#### WHAT THE TASK REQUIRES:
Copy out all lines of the records in which the word "number" appears.

#### EXTRACTED DATA:
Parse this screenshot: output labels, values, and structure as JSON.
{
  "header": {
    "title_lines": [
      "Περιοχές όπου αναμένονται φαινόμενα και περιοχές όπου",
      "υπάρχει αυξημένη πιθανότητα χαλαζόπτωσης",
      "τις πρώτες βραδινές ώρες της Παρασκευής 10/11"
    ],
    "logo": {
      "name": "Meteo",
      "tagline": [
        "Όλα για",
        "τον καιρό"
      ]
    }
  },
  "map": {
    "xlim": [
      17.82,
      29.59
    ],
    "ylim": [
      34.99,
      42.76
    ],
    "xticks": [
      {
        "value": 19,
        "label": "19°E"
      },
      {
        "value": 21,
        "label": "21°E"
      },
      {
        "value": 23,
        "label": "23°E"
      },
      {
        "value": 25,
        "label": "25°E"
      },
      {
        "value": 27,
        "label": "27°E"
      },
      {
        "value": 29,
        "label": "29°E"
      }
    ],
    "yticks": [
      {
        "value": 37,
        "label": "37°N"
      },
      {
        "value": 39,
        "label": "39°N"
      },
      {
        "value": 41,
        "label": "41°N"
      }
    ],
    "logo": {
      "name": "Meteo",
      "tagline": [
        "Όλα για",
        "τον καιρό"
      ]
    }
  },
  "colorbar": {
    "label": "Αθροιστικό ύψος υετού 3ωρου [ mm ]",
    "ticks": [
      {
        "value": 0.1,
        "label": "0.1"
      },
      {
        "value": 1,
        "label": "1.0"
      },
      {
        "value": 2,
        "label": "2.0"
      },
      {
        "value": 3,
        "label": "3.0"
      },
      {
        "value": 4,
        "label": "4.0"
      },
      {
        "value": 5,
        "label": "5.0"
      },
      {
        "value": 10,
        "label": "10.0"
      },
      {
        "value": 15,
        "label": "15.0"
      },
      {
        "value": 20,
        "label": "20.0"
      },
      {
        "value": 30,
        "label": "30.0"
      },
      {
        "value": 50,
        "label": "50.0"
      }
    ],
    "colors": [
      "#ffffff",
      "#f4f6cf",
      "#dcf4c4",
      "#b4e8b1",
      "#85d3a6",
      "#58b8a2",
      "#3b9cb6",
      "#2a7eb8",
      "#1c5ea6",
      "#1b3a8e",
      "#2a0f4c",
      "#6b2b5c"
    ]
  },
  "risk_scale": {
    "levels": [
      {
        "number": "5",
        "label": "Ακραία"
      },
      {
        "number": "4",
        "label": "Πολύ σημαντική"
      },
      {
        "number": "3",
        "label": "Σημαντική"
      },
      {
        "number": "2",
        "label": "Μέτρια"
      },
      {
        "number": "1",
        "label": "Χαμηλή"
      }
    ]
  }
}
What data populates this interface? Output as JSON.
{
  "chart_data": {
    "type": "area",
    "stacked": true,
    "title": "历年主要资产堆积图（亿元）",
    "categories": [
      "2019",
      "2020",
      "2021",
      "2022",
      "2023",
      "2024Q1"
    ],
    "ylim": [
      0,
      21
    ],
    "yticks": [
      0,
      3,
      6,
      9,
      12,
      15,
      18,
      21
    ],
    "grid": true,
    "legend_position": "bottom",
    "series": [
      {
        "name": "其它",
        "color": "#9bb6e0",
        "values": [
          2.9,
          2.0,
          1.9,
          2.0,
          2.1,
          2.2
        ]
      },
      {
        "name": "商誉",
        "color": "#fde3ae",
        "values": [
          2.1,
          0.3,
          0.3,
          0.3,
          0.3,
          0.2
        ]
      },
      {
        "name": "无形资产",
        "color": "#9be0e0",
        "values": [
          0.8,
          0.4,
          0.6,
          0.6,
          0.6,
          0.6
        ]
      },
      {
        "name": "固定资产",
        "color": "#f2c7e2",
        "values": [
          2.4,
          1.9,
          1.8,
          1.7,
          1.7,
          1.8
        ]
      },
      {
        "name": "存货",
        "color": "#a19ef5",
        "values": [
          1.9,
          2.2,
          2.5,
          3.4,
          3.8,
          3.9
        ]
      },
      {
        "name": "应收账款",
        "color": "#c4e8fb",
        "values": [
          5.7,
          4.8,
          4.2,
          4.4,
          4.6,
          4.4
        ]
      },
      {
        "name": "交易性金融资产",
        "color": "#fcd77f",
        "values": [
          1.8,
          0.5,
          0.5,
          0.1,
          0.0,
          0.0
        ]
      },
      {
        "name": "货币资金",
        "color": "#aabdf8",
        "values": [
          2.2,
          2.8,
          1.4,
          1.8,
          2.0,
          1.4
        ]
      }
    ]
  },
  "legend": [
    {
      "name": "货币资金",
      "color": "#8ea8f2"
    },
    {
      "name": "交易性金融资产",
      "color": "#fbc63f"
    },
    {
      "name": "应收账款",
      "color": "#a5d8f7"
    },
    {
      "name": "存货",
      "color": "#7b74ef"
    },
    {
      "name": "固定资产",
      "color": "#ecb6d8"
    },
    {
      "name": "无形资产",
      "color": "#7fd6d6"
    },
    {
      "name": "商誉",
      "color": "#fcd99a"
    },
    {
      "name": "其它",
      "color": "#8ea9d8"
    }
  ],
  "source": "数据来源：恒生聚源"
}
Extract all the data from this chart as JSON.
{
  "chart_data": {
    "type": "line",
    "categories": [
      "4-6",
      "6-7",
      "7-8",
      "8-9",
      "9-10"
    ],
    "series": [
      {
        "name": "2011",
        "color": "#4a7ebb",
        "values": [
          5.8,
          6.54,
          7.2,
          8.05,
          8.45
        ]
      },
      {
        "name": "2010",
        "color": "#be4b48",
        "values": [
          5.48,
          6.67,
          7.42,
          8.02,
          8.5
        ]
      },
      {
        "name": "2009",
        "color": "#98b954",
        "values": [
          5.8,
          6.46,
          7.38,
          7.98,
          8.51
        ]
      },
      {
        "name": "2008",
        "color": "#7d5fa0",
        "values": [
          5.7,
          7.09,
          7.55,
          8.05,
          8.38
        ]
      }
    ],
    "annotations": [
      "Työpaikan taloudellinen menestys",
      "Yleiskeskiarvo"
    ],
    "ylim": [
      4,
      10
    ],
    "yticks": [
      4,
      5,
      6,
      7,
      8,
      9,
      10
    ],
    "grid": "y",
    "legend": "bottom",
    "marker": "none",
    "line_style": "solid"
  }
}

#### EXERCISE ANSWER:
        "number": "5",
        "number": "4",
        "number": "3",
        "number": "2",
        "number": "1",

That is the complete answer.